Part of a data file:
begin

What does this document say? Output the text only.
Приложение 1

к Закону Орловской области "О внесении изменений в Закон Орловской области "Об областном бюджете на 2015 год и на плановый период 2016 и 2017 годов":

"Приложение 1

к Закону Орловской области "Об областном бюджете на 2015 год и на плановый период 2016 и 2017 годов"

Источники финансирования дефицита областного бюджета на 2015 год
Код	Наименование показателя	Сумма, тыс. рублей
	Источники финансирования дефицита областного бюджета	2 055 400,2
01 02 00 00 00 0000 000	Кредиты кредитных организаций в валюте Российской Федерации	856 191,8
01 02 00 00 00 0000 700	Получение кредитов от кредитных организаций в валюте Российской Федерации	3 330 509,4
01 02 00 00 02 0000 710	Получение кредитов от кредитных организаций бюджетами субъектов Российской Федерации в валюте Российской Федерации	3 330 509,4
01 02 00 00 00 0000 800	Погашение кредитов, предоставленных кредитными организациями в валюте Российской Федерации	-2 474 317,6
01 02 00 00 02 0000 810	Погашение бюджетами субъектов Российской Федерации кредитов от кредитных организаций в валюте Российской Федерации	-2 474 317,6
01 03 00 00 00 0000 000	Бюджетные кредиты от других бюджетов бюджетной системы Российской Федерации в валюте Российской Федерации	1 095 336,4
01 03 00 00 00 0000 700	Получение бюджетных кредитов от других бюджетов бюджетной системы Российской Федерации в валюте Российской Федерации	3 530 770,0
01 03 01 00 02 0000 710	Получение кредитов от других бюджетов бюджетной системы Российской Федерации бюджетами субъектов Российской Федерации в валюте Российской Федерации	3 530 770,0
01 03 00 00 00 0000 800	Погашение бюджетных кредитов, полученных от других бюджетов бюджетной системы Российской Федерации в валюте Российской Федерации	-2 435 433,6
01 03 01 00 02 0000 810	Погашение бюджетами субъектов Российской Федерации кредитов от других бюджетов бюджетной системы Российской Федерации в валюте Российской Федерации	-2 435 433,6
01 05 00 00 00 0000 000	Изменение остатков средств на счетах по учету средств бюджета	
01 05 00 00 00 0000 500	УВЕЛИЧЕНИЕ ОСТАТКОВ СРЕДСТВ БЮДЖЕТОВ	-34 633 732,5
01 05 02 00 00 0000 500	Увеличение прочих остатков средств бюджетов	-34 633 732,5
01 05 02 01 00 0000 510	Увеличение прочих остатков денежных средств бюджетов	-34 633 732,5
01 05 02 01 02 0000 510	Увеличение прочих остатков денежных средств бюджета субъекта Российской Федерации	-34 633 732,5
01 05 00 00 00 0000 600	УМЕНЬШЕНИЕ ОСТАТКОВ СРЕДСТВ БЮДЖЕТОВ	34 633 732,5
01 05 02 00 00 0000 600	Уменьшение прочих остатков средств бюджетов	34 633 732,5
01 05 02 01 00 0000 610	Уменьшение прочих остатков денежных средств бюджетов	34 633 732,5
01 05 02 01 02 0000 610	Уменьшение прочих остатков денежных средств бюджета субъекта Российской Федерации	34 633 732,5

end

Task goal: Repeat all of the records above exactly as written.

Task output:
What does this document say? Output the text only.
Приложение 1

к Закону Орловской области "О внесении изменений в Закон Орловской области "Об областном бюджете на 2015 год и на плановый период 2016 и 2017 годов":

"Приложение 1

к Закону Орловской области "Об областном бюджете на 2015 год и на плановый период 2016 и 2017 годов"

Источники финансирования дефицита областного бюджета на 2015 год
Код	Наименование показателя	Сумма, тыс. рублей
	Источники финансирования дефицита областного бюджета	2 055 400,2
01 02 00 00 00 0000 000	Кредиты кредитных организаций в валюте Российской Федерации	856 191,8
01 02 00 00 00 0000 700	Получение кредитов от кредитных организаций в валюте Российской Федерации	3 330 509,4
01 02 00 00 02 0000 710	Получение кредитов от кредитных организаций бюджетами субъектов Российской Федерации в валюте Российской Федерации	3 330 509,4
01 02 00 00 00 0000 800	Погашение кредитов, предоставленных кредитными организациями в валюте Российской Федерации	-2 474 317,6
01 02 00 00 02 0000 810	Погашение бюджетами субъектов Российской Федерации кредитов от кредитных организаций в валюте Российской Федерации	-2 474 317,6
01 03 00 00 00 0000 000	Бюджетные кредиты от других бюджетов бюджетной системы Российской Федерации в валюте Российской Федерации	1 095 336,4
01 03 00 00 00 0000 700	Получение бюджетных кредитов от других бюджетов бюджетной системы Российской Федерации в валюте Российской Федерации	3 530 770,0
01 03 01 00 02 0000 710	Получение кредитов от других бюджетов бюджетной системы Российской Федерации бюджетами субъектов Российской Федерации в валюте Российской Федерации	3 530 770,0
01 03 00 00 00 0000 800	Погашение бюджетных кредитов, полученных от других бюджетов бюджетной системы Российской Федерации в валюте Российской Федерации	-2 435 433,6
01 03 01 00 02 0000 810	Погашение бюджетами субъектов Российской Федерации кредитов от других бюджетов бюджетной системы Российской Федерации в валюте Российской Федерации	-2 435 433,6
01 05 00 00 00 0000 000	Изменение остатков средств на счетах по учету средств бюджета	
01 05 00 00 00 0000 500	УВЕЛИЧЕНИЕ ОСТАТКОВ СРЕДСТВ БЮДЖЕТОВ	-34 633 732,5
01 05 02 00 00 0000 500	Увеличение прочих остатков средств бюджетов	-34 633 732,5
01 05 02 01 00 0000 510	Увеличение прочих остатков денежных средств бюджетов	-34 633 732,5
01 05 02 01 02 0000 510	Увеличение прочих остатков денежных средств бюджета субъекта Российской Федерации	-34 633 732,5
01 05 00 00 00 0000 600	УМЕНЬШЕНИЕ ОСТАТКОВ СРЕДСТВ БЮДЖЕТОВ	34 633 732,5
01 05 02 00 00 0000 600	Уменьшение прочих остатков средств бюджетов	34 633 732,5
01 05 02 01 00 0000 610	Уменьшение прочих остатков денежных средств бюджетов	34 633 732,5
01 05 02 01 02 0000 610	Уменьшение прочих остатков денежных средств бюджета субъекта Российской Федерации	34 633 732,5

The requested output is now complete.